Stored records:
━━━━━━━━━━━━━━━━━━━━
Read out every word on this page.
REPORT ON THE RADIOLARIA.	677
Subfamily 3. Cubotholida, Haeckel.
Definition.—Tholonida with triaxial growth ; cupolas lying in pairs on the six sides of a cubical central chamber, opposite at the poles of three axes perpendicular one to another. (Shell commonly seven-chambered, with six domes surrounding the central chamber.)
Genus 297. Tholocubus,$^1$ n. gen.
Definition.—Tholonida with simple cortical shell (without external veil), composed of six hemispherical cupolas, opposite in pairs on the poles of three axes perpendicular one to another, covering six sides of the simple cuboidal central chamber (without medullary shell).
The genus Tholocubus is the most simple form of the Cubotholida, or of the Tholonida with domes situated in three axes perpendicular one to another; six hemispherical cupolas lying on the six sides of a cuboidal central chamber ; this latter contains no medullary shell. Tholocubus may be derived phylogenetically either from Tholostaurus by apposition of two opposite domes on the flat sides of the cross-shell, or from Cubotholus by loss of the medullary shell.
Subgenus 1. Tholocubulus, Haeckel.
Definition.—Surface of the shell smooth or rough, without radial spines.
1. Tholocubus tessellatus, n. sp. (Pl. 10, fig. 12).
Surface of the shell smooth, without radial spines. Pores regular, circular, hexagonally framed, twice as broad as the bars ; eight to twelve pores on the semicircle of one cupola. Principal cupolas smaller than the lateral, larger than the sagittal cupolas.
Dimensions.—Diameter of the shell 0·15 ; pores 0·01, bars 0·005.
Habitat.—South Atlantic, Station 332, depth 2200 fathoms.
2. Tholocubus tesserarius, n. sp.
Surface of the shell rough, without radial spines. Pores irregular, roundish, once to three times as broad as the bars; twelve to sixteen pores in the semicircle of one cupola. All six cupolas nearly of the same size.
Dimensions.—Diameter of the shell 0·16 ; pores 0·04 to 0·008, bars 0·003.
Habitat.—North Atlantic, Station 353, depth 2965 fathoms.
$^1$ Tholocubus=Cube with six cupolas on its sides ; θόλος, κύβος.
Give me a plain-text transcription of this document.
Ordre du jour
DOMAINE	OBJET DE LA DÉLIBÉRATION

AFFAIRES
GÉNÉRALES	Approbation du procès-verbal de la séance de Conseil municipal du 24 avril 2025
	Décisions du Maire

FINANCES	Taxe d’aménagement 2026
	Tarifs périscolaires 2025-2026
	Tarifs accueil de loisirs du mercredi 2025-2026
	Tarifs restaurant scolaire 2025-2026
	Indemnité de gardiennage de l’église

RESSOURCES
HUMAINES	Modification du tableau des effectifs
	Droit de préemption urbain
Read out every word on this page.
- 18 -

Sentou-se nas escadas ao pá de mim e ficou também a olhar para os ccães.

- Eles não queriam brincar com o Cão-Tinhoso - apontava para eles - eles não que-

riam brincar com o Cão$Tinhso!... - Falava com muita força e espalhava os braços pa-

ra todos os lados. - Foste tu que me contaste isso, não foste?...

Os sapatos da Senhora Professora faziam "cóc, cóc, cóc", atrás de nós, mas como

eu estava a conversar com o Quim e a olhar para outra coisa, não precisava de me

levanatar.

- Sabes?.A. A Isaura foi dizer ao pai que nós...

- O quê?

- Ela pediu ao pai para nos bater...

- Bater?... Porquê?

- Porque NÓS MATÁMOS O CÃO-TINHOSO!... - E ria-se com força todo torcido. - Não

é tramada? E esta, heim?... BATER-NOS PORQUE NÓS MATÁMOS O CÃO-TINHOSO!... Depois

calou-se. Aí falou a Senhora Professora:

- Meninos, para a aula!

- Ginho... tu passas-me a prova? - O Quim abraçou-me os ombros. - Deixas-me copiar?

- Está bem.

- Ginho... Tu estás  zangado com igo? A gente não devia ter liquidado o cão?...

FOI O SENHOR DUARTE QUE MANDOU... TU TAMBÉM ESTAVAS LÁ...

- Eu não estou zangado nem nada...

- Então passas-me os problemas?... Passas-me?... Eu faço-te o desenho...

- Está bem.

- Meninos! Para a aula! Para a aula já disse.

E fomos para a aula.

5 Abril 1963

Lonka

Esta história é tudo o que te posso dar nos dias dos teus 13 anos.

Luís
━━━━━━━━━━━━━━━━━━━━
Task statement
Quote all of the entries verbatim.

Complete response
Read out every word on this page.
REPORT ON THE RADIOLARIA.	677
Subfamily 3. Cubotholida, Haeckel.
Definition.—Tholonida with triaxial growth ; cupolas lying in pairs on the six sides of a cubical central chamber, opposite at the poles of three axes perpendicular one to another. (Shell commonly seven-chambered, with six domes surrounding the central chamber.)
Genus 297. Tholocubus,$^1$ n. gen.
Definition.—Tholonida with simple cortical shell (without external veil), composed of six hemispherical cupolas, opposite in pairs on the poles of three axes perpendicular one to another, covering six sides of the simple cuboidal central chamber (without medullary shell).
The genus Tholocubus is the most simple form of the Cubotholida, or of the Tholonida with domes situated in three axes perpendicular one to another; six hemispherical cupolas lying on the six sides of a cuboidal central chamber ; this latter contains no medullary shell. Tholocubus may be derived phylogenetically either from Tholostaurus by apposition of two opposite domes on the flat sides of the cross-shell, or from Cubotholus by loss of the medullary shell.
Subgenus 1. Tholocubulus, Haeckel.
Definition.—Surface of the shell smooth or rough, without radial spines.
1. Tholocubus tessellatus, n. sp. (Pl. 10, fig. 12).
Surface of the shell smooth, without radial spines. Pores regular, circular, hexagonally framed, twice as broad as the bars ; eight to twelve pores on the semicircle of one cupola. Principal cupolas smaller than the lateral, larger than the sagittal cupolas.
Dimensions.—Diameter of the shell 0·15 ; pores 0·01, bars 0·005.
Habitat.—South Atlantic, Station 332, depth 2200 fathoms.
2. Tholocubus tesserarius, n. sp.
Surface of the shell rough, without radial spines. Pores irregular, roundish, once to three times as broad as the bars; twelve to sixteen pores in the semicircle of one cupola. All six cupolas nearly of the same size.
Dimensions.—Diameter of the shell 0·16 ; pores 0·04 to 0·008, bars 0·003.
Habitat.—North Atlantic, Station 353, depth 2965 fathoms.
$^1$ Tholocubus=Cube with six cupolas on its sides ; θόλος, κύβος.
Give me a plain-text transcription of this document.
Ordre du jour
DOMAINE	OBJET DE LA DÉLIBÉRATION

AFFAIRES
GÉNÉRALES	Approbation du procès-verbal de la séance de Conseil municipal du 24 avril 2025
	Décisions du Maire

FINANCES	Taxe d’aménagement 2026
	Tarifs périscolaires 2025-2026
	Tarifs accueil de loisirs du mercredi 2025-2026
	Tarifs restaurant scolaire 2025-2026
	Indemnité de gardiennage de l’église

RESSOURCES
HUMAINES	Modification du tableau des effectifs
	Droit de préemption urbain
Read out every word on this page.
- 18 -

Sentou-se nas escadas ao pá de mim e ficou também a olhar para os ccães.

- Eles não queriam brincar com o Cão-Tinhoso - apontava para eles - eles não que-

riam brincar com o Cão$Tinhso!... - Falava com muita força e espalhava os braços pa-

ra todos os lados. - Foste tu que me contaste isso, não foste?...

Os sapatos da Senhora Professora faziam "cóc, cóc, cóc", atrás de nós, mas como

eu estava a conversar com o Quim e a olhar para outra coisa, não precisava de me

levanatar.

- Sabes?.A. A Isaura foi dizer ao pai que nós...

- O quê?

- Ela pediu ao pai para nos bater...

- Bater?... Porquê?

- Porque NÓS MATÁMOS O CÃO-TINHOSO!... - E ria-se com força todo torcido. - Não

é tramada? E esta, heim?... BATER-NOS PORQUE NÓS MATÁMOS O CÃO-TINHOSO!... Depois

calou-se. Aí falou a Senhora Professora:

- Meninos, para a aula!

- Ginho... tu passas-me a prova? - O Quim abraçou-me os ombros. - Deixas-me copiar?

- Está bem.

- Ginho... Tu estás  zangado com igo? A gente não devia ter liquidado o cão?...

FOI O SENHOR DUARTE QUE MANDOU... TU TAMBÉM ESTAVAS LÁ...

- Eu não estou zangado nem nada...

- Então passas-me os problemas?... Passas-me?... Eu faço-te o desenho...

- Está bem.

- Meninos! Para a aula! Para a aula já disse.

E fomos para a aula.

5 Abril 1963

Lonka

Esta história é tudo o que te posso dar nos dias dos teus 13 anos.

Luís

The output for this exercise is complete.